---------- DATA EXCERPTS

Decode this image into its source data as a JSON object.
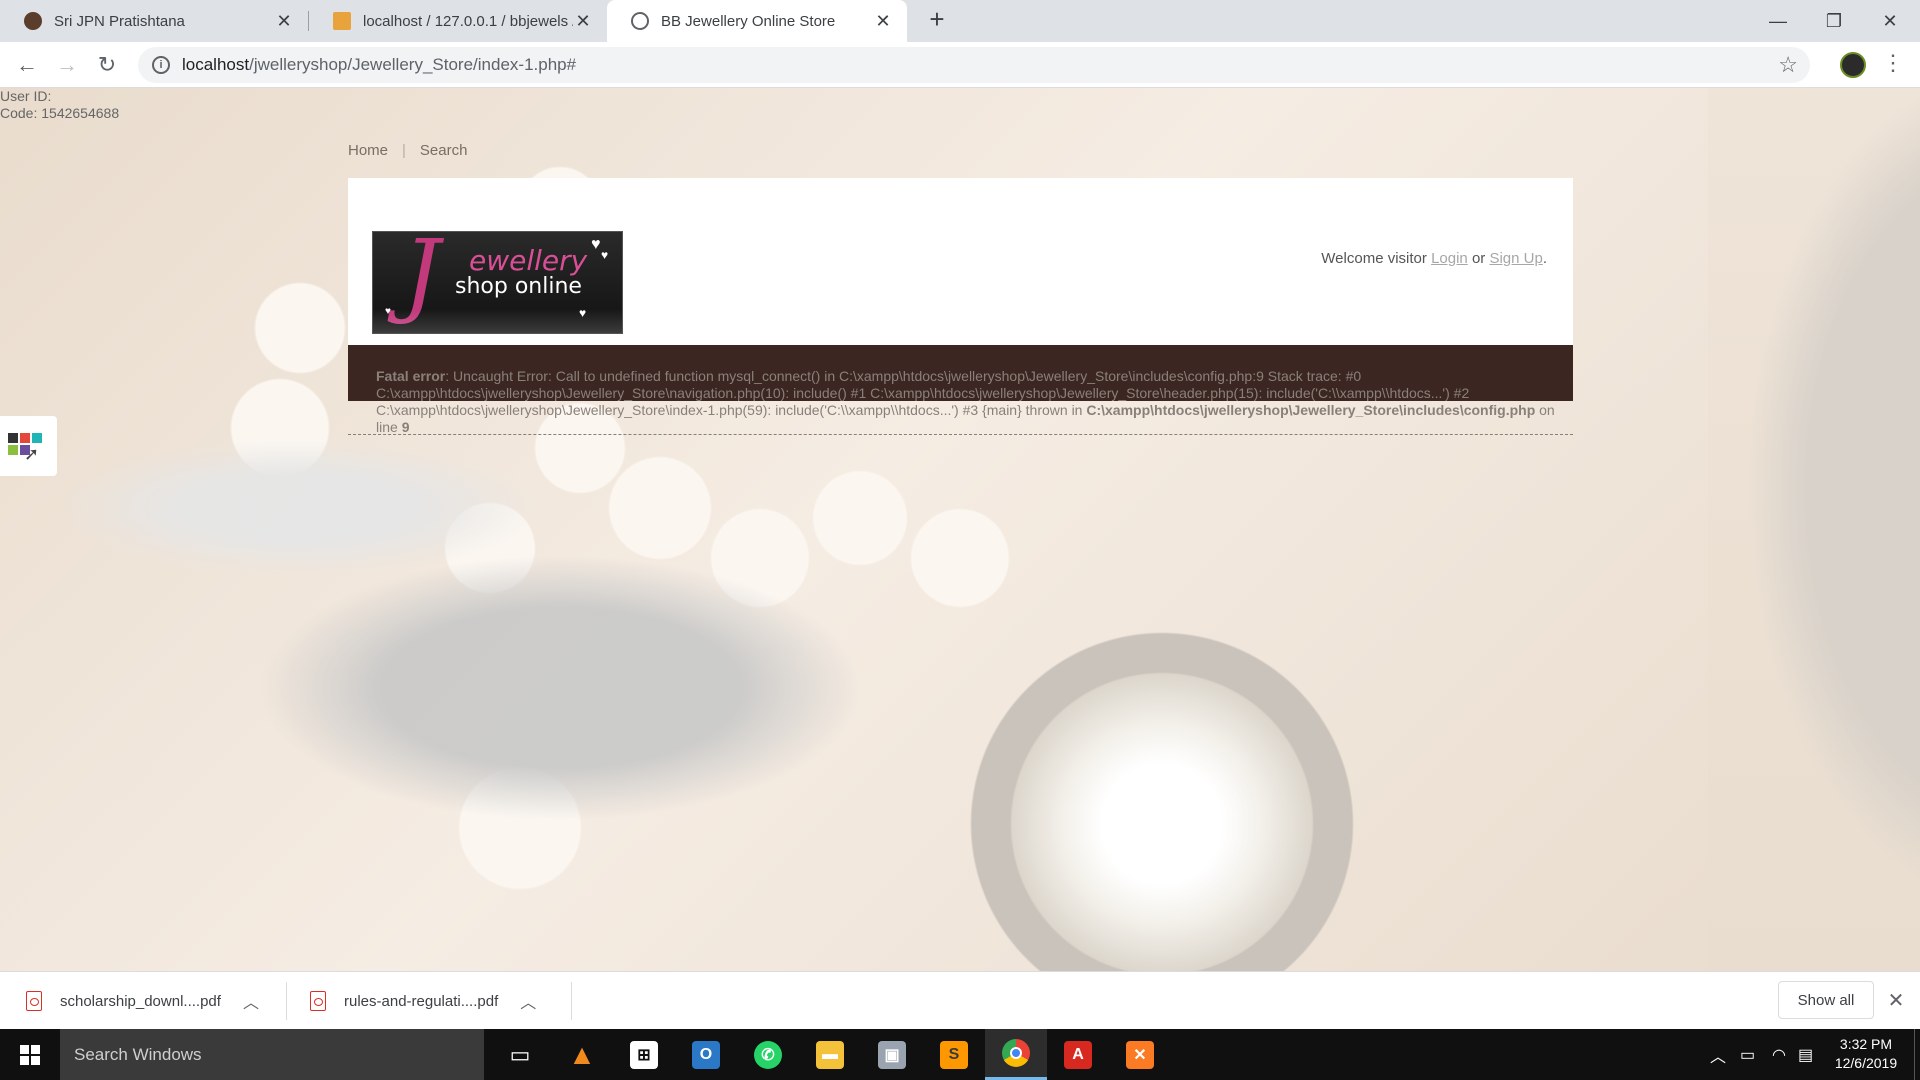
{
  "browser": {
    "tabs": [
      {
        "title": "Sri JPN Pratishtana",
        "active": false
      },
      {
        "title": "localhost / 127.0.0.1 / bbjewels /",
        "active": false
      },
      {
        "title": "BB Jewellery Online Store",
        "active": true
      }
    ],
    "url_host": "localhost",
    "url_path": "/jwelleryshop/Jewellery_Store/index-1.php#"
  },
  "page": {
    "user_id_label": "User ID:",
    "code_label": "Code:",
    "code_value": "1542654688",
    "nav": {
      "home": "Home",
      "separator": "|",
      "search": "Search"
    },
    "logo": {
      "letter": "J",
      "word1": "ewellery",
      "word2": "shop online"
    },
    "welcome": {
      "prefix": "Welcome visitor",
      "login": "Login",
      "or": "or",
      "signup": "Sign Up",
      "suffix": "."
    },
    "error": {
      "label": "Fatal error",
      "message": ": Uncaught Error: Call to undefined function mysql_connect() in C:\\xampp\\htdocs\\jwelleryshop\\Jewellery_Store\\includes\\config.php:9 Stack trace: #0 C:\\xampp\\htdocs\\jwelleryshop\\Jewellery_Store\\navigation.php(10): include() #1 C:\\xampp\\htdocs\\jwelleryshop\\Jewellery_Store\\header.php(15): include('C:\\\\xampp\\\\htdocs...') #2 C:\\xampp\\htdocs\\jwelleryshop\\Jewellery_Store\\index-1.php(59): include('C:\\\\xampp\\\\htdocs...') #3 {main} thrown in ",
      "file": "C:\\xampp\\htdocs\\jwelleryshop\\Jewellery_Store\\includes\\config.php",
      "on_line": " on line ",
      "line": "9"
    }
  },
  "downloads": {
    "items": [
      {
        "name": "scholarship_downl....pdf"
      },
      {
        "name": "rules-and-regulati....pdf"
      }
    ],
    "show_all": "Show all"
  },
  "taskbar": {
    "search_placeholder": "Search Windows",
    "time": "3:32 PM",
    "date": "12/6/2019"
  },
  "colors": {
    "error_bar": "#3b2622",
    "header_bg": "#ffffff",
    "logo_pink": "#c2397c",
    "taskbar": "#101010"
  }
}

--------------------

THE EXERCISE
Your job is to transcribe the entries above exactly; skip the pictures.

EXERCISE OUTPUT
Decode this image into its source data as a JSON object.
{
  "browser": {
    "tabs": [
      {
        "title": "Sri JPN Pratishtana",
        "active": false
      },
      {
        "title": "localhost / 127.0.0.1 / bbjewels /",
        "active": false
      },
      {
        "title": "BB Jewellery Online Store",
        "active": true
      }
    ],
    "url_host": "localhost",
    "url_path": "/jwelleryshop/Jewellery_Store/index-1.php#"
  },
  "page": {
    "user_id_label": "User ID:",
    "code_label": "Code:",
    "code_value": "1542654688",
    "nav": {
      "home": "Home",
      "separator": "|",
      "search": "Search"
    },
    "logo": {
      "letter": "J",
      "word1": "ewellery",
      "word2": "shop online"
    },
    "welcome": {
      "prefix": "Welcome visitor",
      "login": "Login",
      "or": "or",
      "signup": "Sign Up",
      "suffix": "."
    },
    "error": {
      "label": "Fatal error",
      "message": ": Uncaught Error: Call to undefined function mysql_connect() in C:\\xampp\\htdocs\\jwelleryshop\\Jewellery_Store\\includes\\config.php:9 Stack trace: #0 C:\\xampp\\htdocs\\jwelleryshop\\Jewellery_Store\\navigation.php(10): include() #1 C:\\xampp\\htdocs\\jwelleryshop\\Jewellery_Store\\header.php(15): include('C:\\\\xampp\\\\htdocs...') #2 C:\\xampp\\htdocs\\jwelleryshop\\Jewellery_Store\\index-1.php(59): include('C:\\\\xampp\\\\htdocs...') #3 {main} thrown in ",
      "file": "C:\\xampp\\htdocs\\jwelleryshop\\Jewellery_Store\\includes\\config.php",
      "on_line": " on line ",
      "line": "9"
    }
  },
  "downloads": {
    "items": [
      {
        "name": "scholarship_downl....pdf"
      },
      {
        "name": "rules-and-regulati....pdf"
      }
    ],
    "show_all": "Show all"
  },
  "taskbar": {
    "search_placeholder": "Search Windows",
    "time": "3:32 PM",
    "date": "12/6/2019"
  },
  "colors": {
    "error_bar": "#3b2622",
    "header_bg": "#ffffff",
    "logo_pink": "#c2397c",
    "taskbar": "#101010"
  }
}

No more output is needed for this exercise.